#### [THE REQUEST]
Keep only the lines where "three" appears.

#### [EXTRACTED RECORDS]
========================================

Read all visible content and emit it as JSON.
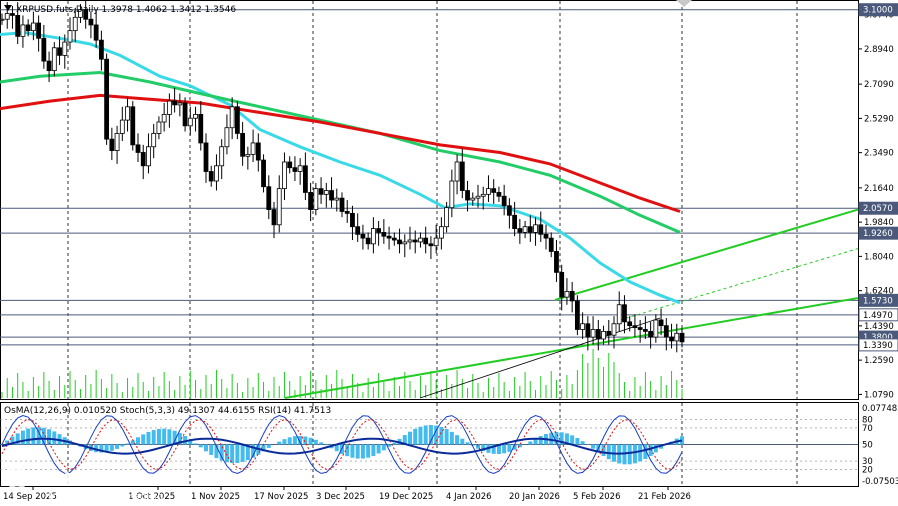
{
  "chart_data": {
    "type": "candlestick",
    "symbol_line": "XRPUSD.futs,Daily  1.3978 1.4062 1.3412 1.3546",
    "ohlc": {
      "open": 1.3978,
      "high": 1.4062,
      "low": 1.3412,
      "close": 1.3546
    },
    "price_axis": {
      "range": [
        1.06,
        3.13
      ],
      "ticks": [
        "3.0740",
        "2.8940",
        "2.7090",
        "2.5290",
        "2.3490",
        "2.1640",
        "1.9840",
        "1.8040",
        "1.6240",
        "1.4390",
        "1.2590",
        "1.0790"
      ]
    },
    "level_labels": [
      {
        "label": "3.1000",
        "value": 3.1,
        "color": "#4b5a7a"
      },
      {
        "label": "2.0570",
        "value": 2.057,
        "color": "#4b5a7a"
      },
      {
        "label": "1.9260",
        "value": 1.926,
        "color": "#4b5a7a"
      },
      {
        "label": "1.5730",
        "value": 1.573,
        "color": "#4b5a7a"
      },
      {
        "label": "1.4970",
        "value": 1.497,
        "color": "#ffffff"
      },
      {
        "label": "1.3800",
        "value": 1.38,
        "color": "#4b5a7a"
      },
      {
        "label": "1.3390",
        "value": 1.339,
        "color": "#ffffff"
      }
    ],
    "date_labels": [
      "14 Sep 2025",
      "1 Oct 2025",
      "1 Nov 2025",
      "17 Nov 2025",
      "3 Dec 2025",
      "19 Dec 2025",
      "4 Jan 2026",
      "20 Jan 2026",
      "5 Feb 2026",
      "21 Feb 2026"
    ],
    "indicator_text": "OsMA(12,26,9) 0.010520  Stoch(5,3,3) 49.1307 44.6155  RSI(14) 41.7513",
    "indicator_axis": {
      "max_label": "0.077485",
      "min_label": "-0.07503",
      "levels": [
        "80",
        "70",
        "50",
        "30",
        "20"
      ]
    },
    "moving_averages": [
      {
        "color": "#3ad9e8"
      },
      {
        "color": "#22cc66"
      },
      {
        "color": "#e01010"
      }
    ],
    "closes_approx": [
      3.05,
      3.08,
      3.07,
      2.96,
      3.02,
      2.99,
      3.03,
      2.95,
      2.83,
      2.78,
      2.9,
      2.86,
      2.93,
      2.99,
      3.06,
      3.1,
      3.05,
      3.02,
      2.94,
      2.84,
      2.42,
      2.36,
      2.45,
      2.52,
      2.59,
      2.39,
      2.35,
      2.28,
      2.38,
      2.45,
      2.51,
      2.55,
      2.62,
      2.6,
      2.61,
      2.49,
      2.53,
      2.55,
      2.4,
      2.25,
      2.2,
      2.28,
      2.38,
      2.48,
      2.59,
      2.45,
      2.33,
      2.34,
      2.4,
      2.31,
      2.17,
      2.05,
      1.97,
      2.16,
      2.3,
      2.27,
      2.25,
      2.28,
      2.14,
      2.05,
      2.16,
      2.13,
      2.15,
      2.1,
      2.11,
      2.04,
      2.03,
      1.96,
      1.92,
      1.9,
      1.87,
      1.95,
      1.93,
      1.91,
      1.9,
      1.89,
      1.87,
      1.88,
      1.89,
      1.88,
      1.9,
      1.87,
      1.86,
      1.9,
      1.96,
      2.06,
      2.2,
      2.3,
      2.15,
      2.1,
      2.11,
      2.12,
      2.13,
      2.16,
      2.14,
      2.12,
      2.07,
      2.02,
      1.95,
      1.93,
      1.96,
      1.93,
      1.97,
      1.92,
      1.9,
      1.83,
      1.72,
      1.59,
      1.62,
      1.57,
      1.42,
      1.45,
      1.38,
      1.42,
      1.37,
      1.41,
      1.39,
      1.45,
      1.55,
      1.46,
      1.44,
      1.43,
      1.42,
      1.41,
      1.38,
      1.47,
      1.44,
      1.38,
      1.36,
      1.4,
      1.355
    ]
  }
}
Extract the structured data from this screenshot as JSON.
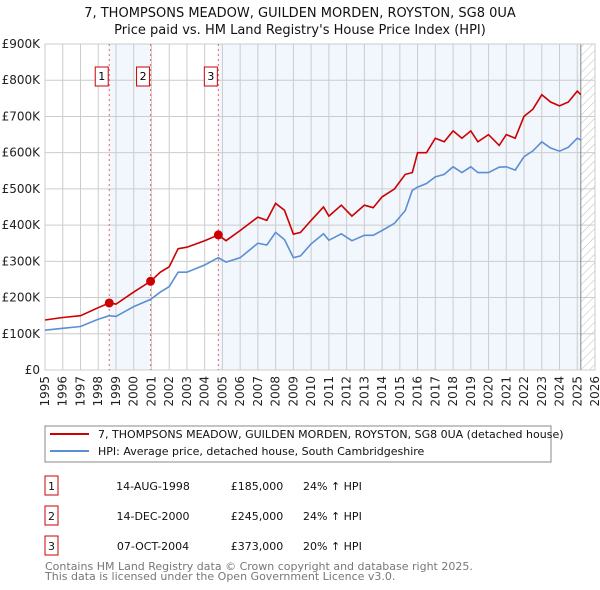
{
  "chart_data": {
    "type": "line",
    "title": "7, THOMPSONS MEADOW, GUILDEN MORDEN, ROYSTON, SG8 0UA",
    "subtitle": "Price paid vs. HM Land Registry's House Price Index (HPI)",
    "xlim": [
      1995,
      2026
    ],
    "ylim": [
      0,
      900000
    ],
    "x_ticks": [
      1995,
      1996,
      1997,
      1998,
      1999,
      2000,
      2001,
      2002,
      2003,
      2004,
      2005,
      2006,
      2007,
      2008,
      2009,
      2010,
      2011,
      2012,
      2013,
      2014,
      2015,
      2016,
      2017,
      2018,
      2019,
      2020,
      2021,
      2022,
      2023,
      2024,
      2025,
      2026
    ],
    "y_ticks": [
      0,
      100000,
      200000,
      300000,
      400000,
      500000,
      600000,
      700000,
      800000,
      900000
    ],
    "y_tick_labels": [
      "£0",
      "£100K",
      "£200K",
      "£300K",
      "£400K",
      "£500K",
      "£600K",
      "£700K",
      "£800K",
      "£900K"
    ],
    "grid": true,
    "hatched_from": 2025.2,
    "colors": {
      "property": "#cc0000",
      "hpi": "#5b8fd4",
      "shade": "#f2f6fd"
    },
    "series": [
      {
        "name": "7, THOMPSONS MEADOW, GUILDEN MORDEN, ROYSTON, SG8 0UA (detached house)",
        "x": [
          1995,
          1996,
          1997,
          1998,
          1998.62,
          1999,
          2000,
          2000.95,
          2001.5,
          2002,
          2002.5,
          2003,
          2004,
          2004.77,
          2005.2,
          2006,
          2007,
          2007.5,
          2008,
          2008.5,
          2009,
          2009.4,
          2010,
          2010.7,
          2011,
          2011.7,
          2012.3,
          2013,
          2013.5,
          2014,
          2014.7,
          2015.3,
          2015.7,
          2016,
          2016.5,
          2017,
          2017.5,
          2018,
          2018.5,
          2019,
          2019.4,
          2020,
          2020.6,
          2021,
          2021.5,
          2022,
          2022.5,
          2023,
          2023.5,
          2024,
          2024.5,
          2025,
          2025.2
        ],
        "values": [
          138000,
          145000,
          150000,
          172000,
          185000,
          182000,
          215000,
          245000,
          270000,
          285000,
          335000,
          339000,
          357000,
          373000,
          357000,
          385000,
          422000,
          413000,
          460000,
          441000,
          375000,
          380000,
          413000,
          450000,
          425000,
          455000,
          425000,
          455000,
          448000,
          478000,
          500000,
          540000,
          545000,
          600000,
          600000,
          640000,
          630000,
          660000,
          640000,
          660000,
          630000,
          650000,
          620000,
          650000,
          640000,
          700000,
          720000,
          760000,
          740000,
          729000,
          740000,
          770000,
          760000
        ]
      },
      {
        "name": "HPI: Average price, detached house, South Cambridgeshire",
        "x": [
          1995,
          1996,
          1997,
          1998,
          1998.62,
          1999,
          2000,
          2000.95,
          2001.5,
          2002,
          2002.5,
          2003,
          2004,
          2004.77,
          2005.2,
          2006,
          2007,
          2007.5,
          2008,
          2008.5,
          2009,
          2009.4,
          2010,
          2010.7,
          2011,
          2011.7,
          2012.3,
          2013,
          2013.5,
          2014,
          2014.7,
          2015.3,
          2015.7,
          2016,
          2016.5,
          2017,
          2017.5,
          2018,
          2018.5,
          2019,
          2019.4,
          2020,
          2020.6,
          2021,
          2021.5,
          2022,
          2022.5,
          2023,
          2023.5,
          2024,
          2024.5,
          2025,
          2025.2
        ],
        "values": [
          110000,
          115000,
          120000,
          140000,
          150000,
          148000,
          175000,
          195000,
          215000,
          230000,
          270000,
          270000,
          290000,
          310000,
          298000,
          310000,
          350000,
          345000,
          380000,
          360000,
          310000,
          315000,
          348000,
          376000,
          358000,
          376000,
          357000,
          372000,
          372000,
          385000,
          405000,
          440000,
          496000,
          505000,
          515000,
          533000,
          540000,
          561000,
          545000,
          561000,
          545000,
          545000,
          560000,
          561000,
          552000,
          589000,
          605000,
          630000,
          613000,
          604000,
          615000,
          640000,
          635000
        ]
      }
    ],
    "sales": [
      {
        "n": "1",
        "x": 1998.62,
        "value": 185000
      },
      {
        "n": "2",
        "x": 2000.95,
        "value": 245000
      },
      {
        "n": "3",
        "x": 2004.77,
        "value": 373000
      }
    ]
  },
  "legend": {
    "property": "7, THOMPSONS MEADOW, GUILDEN MORDEN, ROYSTON, SG8 0UA (detached house)",
    "hpi": "HPI: Average price, detached house, South Cambridgeshire"
  },
  "table": [
    {
      "n": "1",
      "date": "14-AUG-1998",
      "price": "£185,000",
      "hpi": "24% ↑ HPI"
    },
    {
      "n": "2",
      "date": "14-DEC-2000",
      "price": "£245,000",
      "hpi": "24% ↑ HPI"
    },
    {
      "n": "3",
      "date": "07-OCT-2004",
      "price": "£373,000",
      "hpi": "20% ↑ HPI"
    }
  ],
  "footer": {
    "line1": "Contains HM Land Registry data © Crown copyright and database right 2025.",
    "line2": "This data is licensed under the Open Government Licence v3.0."
  }
}
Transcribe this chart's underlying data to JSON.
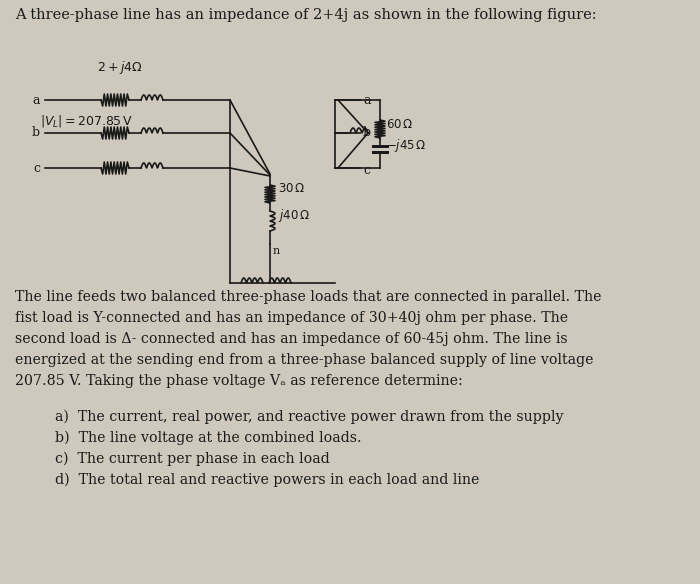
{
  "title_line": "A three-phase line has an impedance of 2+4j as shown in the following figure:",
  "paragraph_lines": [
    "The line feeds two balanced three-phase loads that are connected in parallel. The",
    "fist load is Y-connected and has an impedance of 30+40j ohm per phase. The",
    "second load is Δ- connected and has an impedance of 60-45j ohm. The line is",
    "energized at the sending end from a three-phase balanced supply of line voltage",
    "207.85 V. Taking the phase voltage Vₐ as reference determine:"
  ],
  "items": [
    "a)  The current, real power, and reactive power drawn from the supply",
    "b)  The line voltage at the combined loads.",
    "c)  The current per phase in each load",
    "d)  The total real and reactive powers in each load and line"
  ],
  "bg_color": "#cec9bc",
  "text_color": "#1a1a1a"
}
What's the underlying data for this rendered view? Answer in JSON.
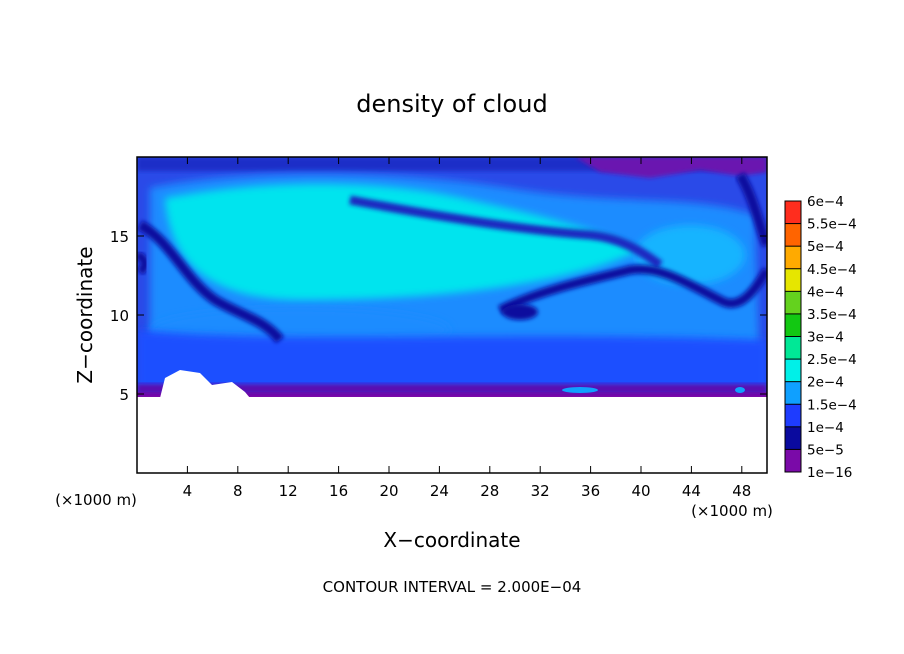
{
  "chart_data": {
    "type": "heatmap",
    "title": "density of cloud",
    "xlabel": "X−coordinate",
    "ylabel": "Z−coordinate",
    "x_unit_left": "(×1000 m)",
    "x_unit_right": "(×1000 m)",
    "footer": "CONTOUR INTERVAL = 2.000E−04",
    "xlim": [
      0,
      50
    ],
    "ylim": [
      0,
      20
    ],
    "x_ticks": [
      4,
      8,
      12,
      16,
      20,
      24,
      28,
      32,
      36,
      40,
      44,
      48
    ],
    "y_ticks": [
      5,
      10,
      15
    ],
    "cloud_base": 5,
    "legend": {
      "placement": "right",
      "levels": [
        {
          "label": "1e−16",
          "color": "#7a0aa8"
        },
        {
          "label": "5e−5",
          "color": "#0a0a9e"
        },
        {
          "label": "1e−4",
          "color": "#1e3cff"
        },
        {
          "label": "1.5e−4",
          "color": "#0fa0ff"
        },
        {
          "label": "2e−4",
          "color": "#00f0e8"
        },
        {
          "label": "2.5e−4",
          "color": "#00e896"
        },
        {
          "label": "3e−4",
          "color": "#12c812"
        },
        {
          "label": "3.5e−4",
          "color": "#64d21e"
        },
        {
          "label": "4e−4",
          "color": "#e6e600"
        },
        {
          "label": "4.5e−4",
          "color": "#ffaa00"
        },
        {
          "label": "5e−4",
          "color": "#ff6400"
        },
        {
          "label": "5.5e−4",
          "color": "#ff2d1e"
        },
        {
          "label": "6e−4",
          "color": "#ff8c8c"
        }
      ]
    }
  }
}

========================================

#### [WRITTEN REPLY]
  "title_line": "A three-phase line has an impedance of 2+4j as shown in the following figure:",
    "The line feeds two balanced three-phase loads that are connected in parallel. The",
    "energized at the sending end from a three-phase balanced supply of line voltage",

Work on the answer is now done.